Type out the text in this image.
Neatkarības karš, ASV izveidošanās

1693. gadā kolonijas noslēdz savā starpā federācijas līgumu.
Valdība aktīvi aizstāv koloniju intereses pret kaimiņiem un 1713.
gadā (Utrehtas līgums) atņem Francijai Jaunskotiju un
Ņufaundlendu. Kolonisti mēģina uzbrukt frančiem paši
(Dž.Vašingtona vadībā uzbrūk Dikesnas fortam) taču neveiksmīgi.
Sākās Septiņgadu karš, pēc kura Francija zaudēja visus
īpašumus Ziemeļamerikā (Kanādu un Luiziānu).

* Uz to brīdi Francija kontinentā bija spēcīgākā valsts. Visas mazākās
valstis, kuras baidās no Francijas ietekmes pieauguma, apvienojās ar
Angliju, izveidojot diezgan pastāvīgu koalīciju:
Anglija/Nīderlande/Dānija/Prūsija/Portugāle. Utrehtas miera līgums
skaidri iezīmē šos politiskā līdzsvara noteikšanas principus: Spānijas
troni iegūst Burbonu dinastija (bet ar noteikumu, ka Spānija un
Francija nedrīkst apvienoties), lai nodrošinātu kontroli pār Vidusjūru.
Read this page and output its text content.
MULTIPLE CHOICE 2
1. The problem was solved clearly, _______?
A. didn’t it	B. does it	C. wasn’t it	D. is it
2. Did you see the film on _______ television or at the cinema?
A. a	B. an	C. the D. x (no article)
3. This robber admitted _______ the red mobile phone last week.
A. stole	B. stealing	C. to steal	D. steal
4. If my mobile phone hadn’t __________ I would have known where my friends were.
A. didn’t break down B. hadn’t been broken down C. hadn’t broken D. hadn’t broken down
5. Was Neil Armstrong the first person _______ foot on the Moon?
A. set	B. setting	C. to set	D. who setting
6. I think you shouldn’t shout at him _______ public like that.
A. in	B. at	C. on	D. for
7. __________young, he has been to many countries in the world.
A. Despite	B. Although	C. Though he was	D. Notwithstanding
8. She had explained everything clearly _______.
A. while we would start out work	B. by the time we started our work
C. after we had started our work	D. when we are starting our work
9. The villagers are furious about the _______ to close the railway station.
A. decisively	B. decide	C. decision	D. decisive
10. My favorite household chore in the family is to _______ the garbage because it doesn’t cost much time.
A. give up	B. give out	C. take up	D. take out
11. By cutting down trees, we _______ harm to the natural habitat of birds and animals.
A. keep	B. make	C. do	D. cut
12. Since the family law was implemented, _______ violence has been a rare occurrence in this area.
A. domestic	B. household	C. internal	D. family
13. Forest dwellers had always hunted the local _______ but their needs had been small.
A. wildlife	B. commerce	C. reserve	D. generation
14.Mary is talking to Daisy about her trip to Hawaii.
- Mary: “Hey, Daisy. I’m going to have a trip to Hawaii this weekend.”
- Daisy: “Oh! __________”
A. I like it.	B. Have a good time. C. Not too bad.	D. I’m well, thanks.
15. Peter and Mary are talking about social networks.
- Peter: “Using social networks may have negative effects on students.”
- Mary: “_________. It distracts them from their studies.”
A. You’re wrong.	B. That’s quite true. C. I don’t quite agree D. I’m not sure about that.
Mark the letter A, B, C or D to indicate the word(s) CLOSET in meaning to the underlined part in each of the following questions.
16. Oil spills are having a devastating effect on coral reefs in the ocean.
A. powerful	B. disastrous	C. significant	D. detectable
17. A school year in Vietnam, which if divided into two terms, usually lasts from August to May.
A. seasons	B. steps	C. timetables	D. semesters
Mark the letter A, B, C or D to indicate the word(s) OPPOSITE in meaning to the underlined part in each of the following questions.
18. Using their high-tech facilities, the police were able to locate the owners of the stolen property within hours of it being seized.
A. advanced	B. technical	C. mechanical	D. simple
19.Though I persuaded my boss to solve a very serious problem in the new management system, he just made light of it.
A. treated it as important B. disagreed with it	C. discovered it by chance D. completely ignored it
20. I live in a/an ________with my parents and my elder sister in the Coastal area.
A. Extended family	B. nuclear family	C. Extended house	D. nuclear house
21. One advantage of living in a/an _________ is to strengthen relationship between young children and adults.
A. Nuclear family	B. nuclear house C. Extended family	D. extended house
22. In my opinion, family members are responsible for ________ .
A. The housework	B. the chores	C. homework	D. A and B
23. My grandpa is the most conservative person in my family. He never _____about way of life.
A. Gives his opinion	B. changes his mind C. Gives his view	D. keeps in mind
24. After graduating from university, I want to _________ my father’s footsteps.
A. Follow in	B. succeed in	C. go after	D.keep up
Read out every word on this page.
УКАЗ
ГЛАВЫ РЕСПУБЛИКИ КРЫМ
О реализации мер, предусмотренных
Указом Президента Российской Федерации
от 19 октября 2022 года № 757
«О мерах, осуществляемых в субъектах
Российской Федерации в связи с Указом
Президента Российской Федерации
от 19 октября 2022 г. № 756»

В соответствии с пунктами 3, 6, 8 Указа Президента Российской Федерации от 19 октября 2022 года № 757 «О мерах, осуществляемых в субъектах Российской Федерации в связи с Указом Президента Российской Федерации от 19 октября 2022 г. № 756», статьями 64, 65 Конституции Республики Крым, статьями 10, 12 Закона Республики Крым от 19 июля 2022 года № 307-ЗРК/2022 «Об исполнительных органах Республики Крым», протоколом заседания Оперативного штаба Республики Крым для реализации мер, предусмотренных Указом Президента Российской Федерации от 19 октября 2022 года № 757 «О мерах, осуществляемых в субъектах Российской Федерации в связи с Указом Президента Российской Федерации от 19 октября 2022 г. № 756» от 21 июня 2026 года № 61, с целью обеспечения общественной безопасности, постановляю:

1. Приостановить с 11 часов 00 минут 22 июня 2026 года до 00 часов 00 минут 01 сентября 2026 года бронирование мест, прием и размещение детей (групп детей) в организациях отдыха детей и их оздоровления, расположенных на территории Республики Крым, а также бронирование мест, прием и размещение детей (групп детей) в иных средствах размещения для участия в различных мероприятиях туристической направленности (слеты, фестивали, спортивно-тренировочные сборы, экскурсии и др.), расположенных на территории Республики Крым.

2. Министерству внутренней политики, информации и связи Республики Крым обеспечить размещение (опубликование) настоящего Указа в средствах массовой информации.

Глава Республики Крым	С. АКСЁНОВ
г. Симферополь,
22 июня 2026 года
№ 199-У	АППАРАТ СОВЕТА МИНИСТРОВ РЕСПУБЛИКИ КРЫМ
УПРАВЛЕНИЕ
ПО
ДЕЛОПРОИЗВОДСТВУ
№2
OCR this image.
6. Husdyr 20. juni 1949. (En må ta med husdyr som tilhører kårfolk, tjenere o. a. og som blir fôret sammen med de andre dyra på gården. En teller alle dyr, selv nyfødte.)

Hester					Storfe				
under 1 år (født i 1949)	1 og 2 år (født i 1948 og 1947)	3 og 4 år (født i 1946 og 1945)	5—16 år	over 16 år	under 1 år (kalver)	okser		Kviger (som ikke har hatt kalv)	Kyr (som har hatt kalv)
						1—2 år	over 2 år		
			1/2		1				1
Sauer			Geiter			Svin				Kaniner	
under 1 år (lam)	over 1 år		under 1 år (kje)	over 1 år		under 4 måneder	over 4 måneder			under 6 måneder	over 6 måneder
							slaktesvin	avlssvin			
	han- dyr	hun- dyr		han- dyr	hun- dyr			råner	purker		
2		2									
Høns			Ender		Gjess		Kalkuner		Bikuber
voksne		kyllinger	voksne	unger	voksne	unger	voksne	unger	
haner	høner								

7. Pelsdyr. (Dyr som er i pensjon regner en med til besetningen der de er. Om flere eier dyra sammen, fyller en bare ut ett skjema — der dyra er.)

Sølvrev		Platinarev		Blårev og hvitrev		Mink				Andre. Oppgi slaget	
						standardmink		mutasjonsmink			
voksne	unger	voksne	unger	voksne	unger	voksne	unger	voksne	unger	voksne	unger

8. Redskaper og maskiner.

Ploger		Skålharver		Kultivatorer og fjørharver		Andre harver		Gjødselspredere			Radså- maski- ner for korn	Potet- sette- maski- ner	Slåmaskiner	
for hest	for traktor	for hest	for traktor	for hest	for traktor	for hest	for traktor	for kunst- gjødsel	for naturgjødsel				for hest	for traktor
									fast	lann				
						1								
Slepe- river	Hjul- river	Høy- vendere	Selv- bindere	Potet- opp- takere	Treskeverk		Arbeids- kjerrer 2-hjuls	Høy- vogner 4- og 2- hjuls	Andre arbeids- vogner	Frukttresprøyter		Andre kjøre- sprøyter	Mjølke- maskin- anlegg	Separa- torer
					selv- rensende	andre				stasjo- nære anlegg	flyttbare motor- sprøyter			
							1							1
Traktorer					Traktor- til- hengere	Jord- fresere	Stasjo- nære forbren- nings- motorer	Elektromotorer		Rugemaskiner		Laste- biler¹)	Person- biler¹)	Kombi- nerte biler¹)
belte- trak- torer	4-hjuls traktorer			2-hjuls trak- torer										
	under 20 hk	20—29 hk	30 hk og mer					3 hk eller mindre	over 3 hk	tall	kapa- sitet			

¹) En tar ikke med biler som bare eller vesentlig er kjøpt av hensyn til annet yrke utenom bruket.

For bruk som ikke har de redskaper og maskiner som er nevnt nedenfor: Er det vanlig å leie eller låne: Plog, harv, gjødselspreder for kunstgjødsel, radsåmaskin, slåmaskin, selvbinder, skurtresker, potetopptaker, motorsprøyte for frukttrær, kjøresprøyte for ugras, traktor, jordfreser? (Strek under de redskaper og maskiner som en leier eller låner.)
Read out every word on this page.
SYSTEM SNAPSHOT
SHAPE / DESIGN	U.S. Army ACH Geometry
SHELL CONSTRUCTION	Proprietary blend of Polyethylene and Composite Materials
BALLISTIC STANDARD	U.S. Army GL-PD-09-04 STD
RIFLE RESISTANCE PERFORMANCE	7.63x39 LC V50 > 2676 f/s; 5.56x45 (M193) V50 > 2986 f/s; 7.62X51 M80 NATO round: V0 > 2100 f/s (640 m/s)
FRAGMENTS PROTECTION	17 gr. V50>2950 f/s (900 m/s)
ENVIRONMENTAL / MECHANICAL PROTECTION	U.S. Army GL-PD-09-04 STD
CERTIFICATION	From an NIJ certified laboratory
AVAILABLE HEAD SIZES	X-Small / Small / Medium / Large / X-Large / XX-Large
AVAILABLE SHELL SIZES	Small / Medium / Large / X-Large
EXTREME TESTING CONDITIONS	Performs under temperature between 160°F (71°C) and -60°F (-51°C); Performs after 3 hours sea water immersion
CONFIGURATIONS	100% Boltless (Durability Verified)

════════

Search the listing for the word "karš". Copy every line in which it occurs.

Neatkarības karš, ASV izveidošanās
Sākās Septiņgadu karš, pēc kura Francija zaudēja visus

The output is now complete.